▸ What you have to do: Report every line in the listing that contains the string "title".

▸ Data:
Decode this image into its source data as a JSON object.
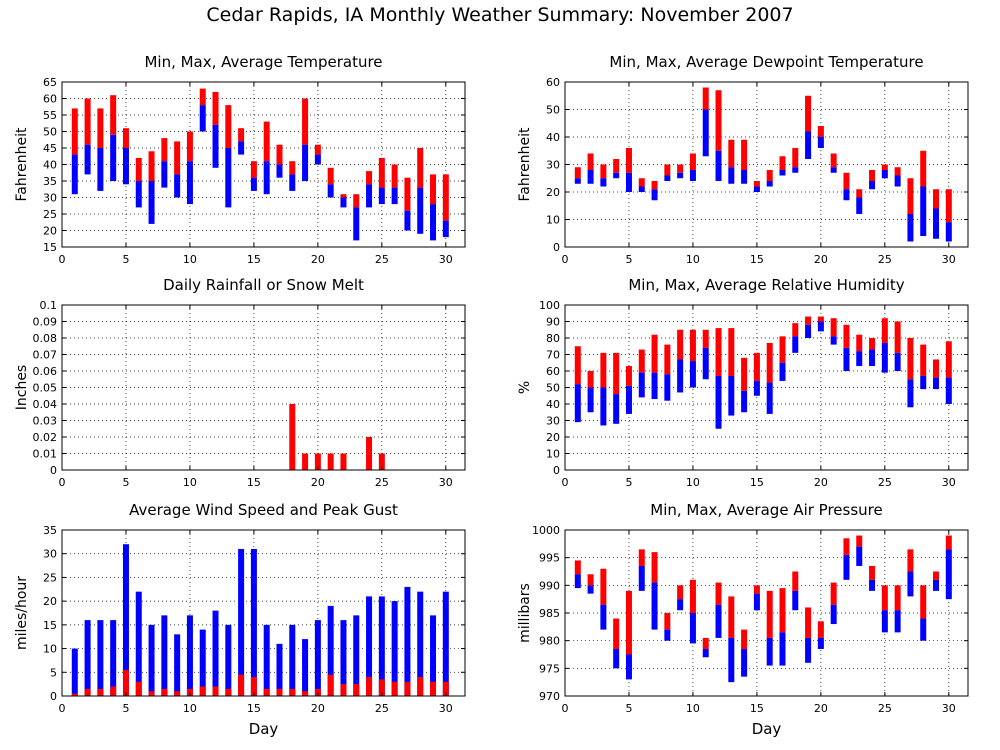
{
  "title": "Cedar Rapids, IA Monthly Weather Summary: November 2007",
  "colors": {
    "red": "#ff0000",
    "blue": "#0000ff",
    "grid": "#000000"
  },
  "chart_data": [
    {
      "id": "temperature",
      "type": "bar",
      "title": "Min, Max, Average Temperature",
      "ylabel": "Fahrenheit",
      "xlabel": "",
      "xlim": [
        0,
        31.5
      ],
      "ylim": [
        15,
        65
      ],
      "yticks": [
        15,
        20,
        25,
        30,
        35,
        40,
        45,
        50,
        55,
        60,
        65
      ],
      "xticks": [
        0,
        5,
        10,
        15,
        20,
        25,
        30
      ],
      "grid": "on",
      "days": [
        1,
        2,
        3,
        4,
        5,
        6,
        7,
        8,
        9,
        10,
        11,
        12,
        13,
        14,
        15,
        16,
        17,
        18,
        19,
        20,
        21,
        22,
        23,
        24,
        25,
        26,
        27,
        28,
        29,
        30
      ],
      "min": [
        31,
        37,
        32,
        35,
        34,
        27,
        22,
        33,
        30,
        28,
        50,
        39,
        27,
        43,
        32,
        31,
        36,
        32,
        35,
        40,
        30,
        27,
        17,
        27,
        28,
        28,
        20,
        19,
        17,
        18
      ],
      "avg": [
        43,
        46,
        45,
        49,
        45,
        35,
        35,
        41,
        37,
        41,
        58,
        52,
        45,
        47,
        36,
        41,
        40,
        37,
        46,
        43,
        34,
        30,
        27,
        34,
        33,
        33,
        26,
        33,
        28,
        23
      ],
      "max": [
        57,
        60,
        57,
        61,
        51,
        42,
        44,
        48,
        47,
        50,
        63,
        62,
        58,
        51,
        41,
        53,
        46,
        41,
        60,
        46,
        39,
        31,
        31,
        38,
        42,
        40,
        36,
        45,
        37,
        37
      ]
    },
    {
      "id": "dewpoint",
      "type": "bar",
      "title": "Min, Max, Average Dewpoint Temperature",
      "ylabel": "Fahrenheit",
      "xlabel": "",
      "xlim": [
        0,
        31.5
      ],
      "ylim": [
        0,
        60
      ],
      "yticks": [
        0,
        10,
        20,
        30,
        40,
        50,
        60
      ],
      "xticks": [
        0,
        5,
        10,
        15,
        20,
        25,
        30
      ],
      "grid": "on",
      "days": [
        1,
        2,
        3,
        4,
        5,
        6,
        7,
        8,
        9,
        10,
        11,
        12,
        13,
        14,
        15,
        16,
        17,
        18,
        19,
        20,
        21,
        22,
        23,
        24,
        25,
        26,
        27,
        28,
        29,
        30
      ],
      "min": [
        23,
        23,
        22,
        25,
        20,
        20,
        17,
        24,
        25,
        24,
        33,
        24,
        23,
        23,
        20,
        22,
        26,
        27,
        32,
        36,
        27,
        17,
        12,
        21,
        25,
        22,
        2,
        4,
        3,
        2
      ],
      "avg": [
        25,
        28,
        25,
        27,
        27,
        22,
        21,
        26,
        27,
        28,
        50,
        35,
        29,
        28,
        22,
        24,
        28,
        29,
        42,
        40,
        29,
        21,
        18,
        24,
        28,
        26,
        12,
        22,
        14,
        9
      ],
      "max": [
        29,
        34,
        30,
        32,
        36,
        25,
        24,
        30,
        30,
        34,
        58,
        57,
        39,
        39,
        24,
        28,
        33,
        36,
        55,
        44,
        34,
        27,
        21,
        28,
        30,
        29,
        25,
        35,
        21,
        21
      ]
    },
    {
      "id": "rainfall",
      "type": "bar",
      "title": "Daily Rainfall or Snow Melt",
      "ylabel": "Inches",
      "xlabel": "",
      "xlim": [
        0,
        31.5
      ],
      "ylim": [
        0,
        0.1
      ],
      "yticks": [
        0,
        0.01,
        0.02,
        0.03,
        0.04,
        0.05,
        0.06,
        0.07,
        0.08,
        0.09,
        0.1
      ],
      "xticks": [
        0,
        5,
        10,
        15,
        20,
        25,
        30
      ],
      "grid": "on",
      "days": [
        18,
        19,
        20,
        21,
        22,
        24,
        25
      ],
      "values": [
        0.04,
        0.01,
        0.01,
        0.01,
        0.01,
        0.02,
        0.01
      ]
    },
    {
      "id": "humidity",
      "type": "bar",
      "title": "Min, Max, Average Relative Humidity",
      "ylabel": "%",
      "xlabel": "",
      "xlim": [
        0,
        31.5
      ],
      "ylim": [
        0,
        100
      ],
      "yticks": [
        0,
        10,
        20,
        30,
        40,
        50,
        60,
        70,
        80,
        90,
        100
      ],
      "xticks": [
        0,
        5,
        10,
        15,
        20,
        25,
        30
      ],
      "grid": "on",
      "days": [
        1,
        2,
        3,
        4,
        5,
        6,
        7,
        8,
        9,
        10,
        11,
        12,
        13,
        14,
        15,
        16,
        17,
        18,
        19,
        20,
        21,
        22,
        23,
        24,
        25,
        26,
        27,
        28,
        29,
        30
      ],
      "min": [
        29,
        35,
        27,
        28,
        34,
        44,
        43,
        42,
        47,
        50,
        55,
        25,
        33,
        35,
        45,
        34,
        54,
        71,
        80,
        84,
        76,
        60,
        63,
        63,
        59,
        60,
        38,
        49,
        49,
        40
      ],
      "avg": [
        52,
        50,
        50,
        46,
        51,
        59,
        59,
        58,
        67,
        66,
        74,
        57,
        57,
        48,
        54,
        53,
        65,
        81,
        88,
        90,
        81,
        74,
        72,
        73,
        77,
        71,
        55,
        57,
        56,
        56
      ],
      "max": [
        75,
        60,
        71,
        71,
        63,
        73,
        82,
        76,
        85,
        85,
        85,
        86,
        86,
        68,
        71,
        77,
        81,
        89,
        93,
        93,
        92,
        88,
        82,
        80,
        92,
        90,
        80,
        76,
        67,
        78
      ]
    },
    {
      "id": "wind",
      "type": "bar",
      "title": "Average Wind Speed and Peak Gust",
      "ylabel": "miles/hour",
      "xlabel": "Day",
      "xlim": [
        0,
        31.5
      ],
      "ylim": [
        0,
        35
      ],
      "yticks": [
        0,
        5,
        10,
        15,
        20,
        25,
        30,
        35
      ],
      "xticks": [
        0,
        5,
        10,
        15,
        20,
        25,
        30
      ],
      "grid": "on",
      "days": [
        1,
        2,
        3,
        4,
        5,
        6,
        7,
        8,
        9,
        10,
        11,
        12,
        13,
        14,
        15,
        16,
        17,
        18,
        19,
        20,
        21,
        22,
        23,
        24,
        25,
        26,
        27,
        28,
        29,
        30
      ],
      "gust": [
        10,
        16,
        16,
        16,
        32,
        22,
        15,
        17,
        13,
        17,
        14,
        18,
        15,
        31,
        31,
        15,
        11,
        15,
        12,
        16,
        19,
        16,
        17,
        21,
        21,
        20,
        23,
        22,
        17,
        22
      ],
      "avg": [
        0.5,
        1.5,
        1.5,
        2,
        5.5,
        3,
        1,
        1.5,
        1,
        1.5,
        2,
        2,
        1.5,
        4.5,
        4,
        1.5,
        1.5,
        1.5,
        1,
        1.5,
        4.5,
        2.5,
        2.5,
        4,
        3.5,
        3,
        3,
        4,
        3,
        3
      ]
    },
    {
      "id": "pressure",
      "type": "bar",
      "title": "Min, Max, Average Air Pressure",
      "ylabel": "millibars",
      "xlabel": "Day",
      "xlim": [
        0,
        31.5
      ],
      "ylim": [
        970,
        1000
      ],
      "yticks": [
        970,
        975,
        980,
        985,
        990,
        995,
        1000
      ],
      "xticks": [
        0,
        5,
        10,
        15,
        20,
        25,
        30
      ],
      "grid": "on",
      "days": [
        1,
        2,
        3,
        4,
        5,
        6,
        7,
        8,
        9,
        10,
        11,
        12,
        13,
        14,
        15,
        16,
        17,
        18,
        19,
        20,
        21,
        22,
        23,
        24,
        25,
        26,
        27,
        28,
        29,
        30
      ],
      "min": [
        989.5,
        988.5,
        982,
        975,
        973,
        989,
        982,
        980,
        985.5,
        979.5,
        977,
        980.5,
        972.5,
        973.5,
        985.5,
        975.5,
        975.5,
        985.5,
        976,
        978.5,
        983,
        991,
        993.5,
        989,
        981.5,
        981.5,
        988,
        980,
        989,
        987.5
      ],
      "avg": [
        992,
        990,
        986.5,
        978.5,
        977.5,
        993.5,
        990.5,
        982,
        987.5,
        985,
        978.5,
        986.5,
        980.5,
        978.5,
        988.5,
        980.5,
        981.5,
        989,
        980.5,
        980.5,
        986.5,
        995.5,
        997,
        991,
        985.5,
        985.5,
        992.5,
        984,
        991,
        996.5
      ],
      "max": [
        994.5,
        992,
        993,
        984,
        989,
        996.5,
        996,
        985,
        990,
        991,
        980.5,
        990.5,
        988,
        982,
        990,
        989,
        989.5,
        992.5,
        986,
        983.5,
        990.5,
        998.5,
        999,
        993.5,
        990,
        990,
        996.5,
        990,
        992.5,
        999
      ]
    }
  ]
}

▸ Answer to this problem:
  "title": "Cedar Rapids, IA Monthly Weather Summary: November 2007",
      "title": "Min, Max, Average Temperature",
      "title": "Min, Max, Average Dewpoint Temperature",
      "title": "Daily Rainfall or Snow Melt",
      "title": "Min, Max, Average Relative Humidity",
      "title": "Average Wind Speed and Peak Gust",
      "title": "Min, Max, Average Air Pressure",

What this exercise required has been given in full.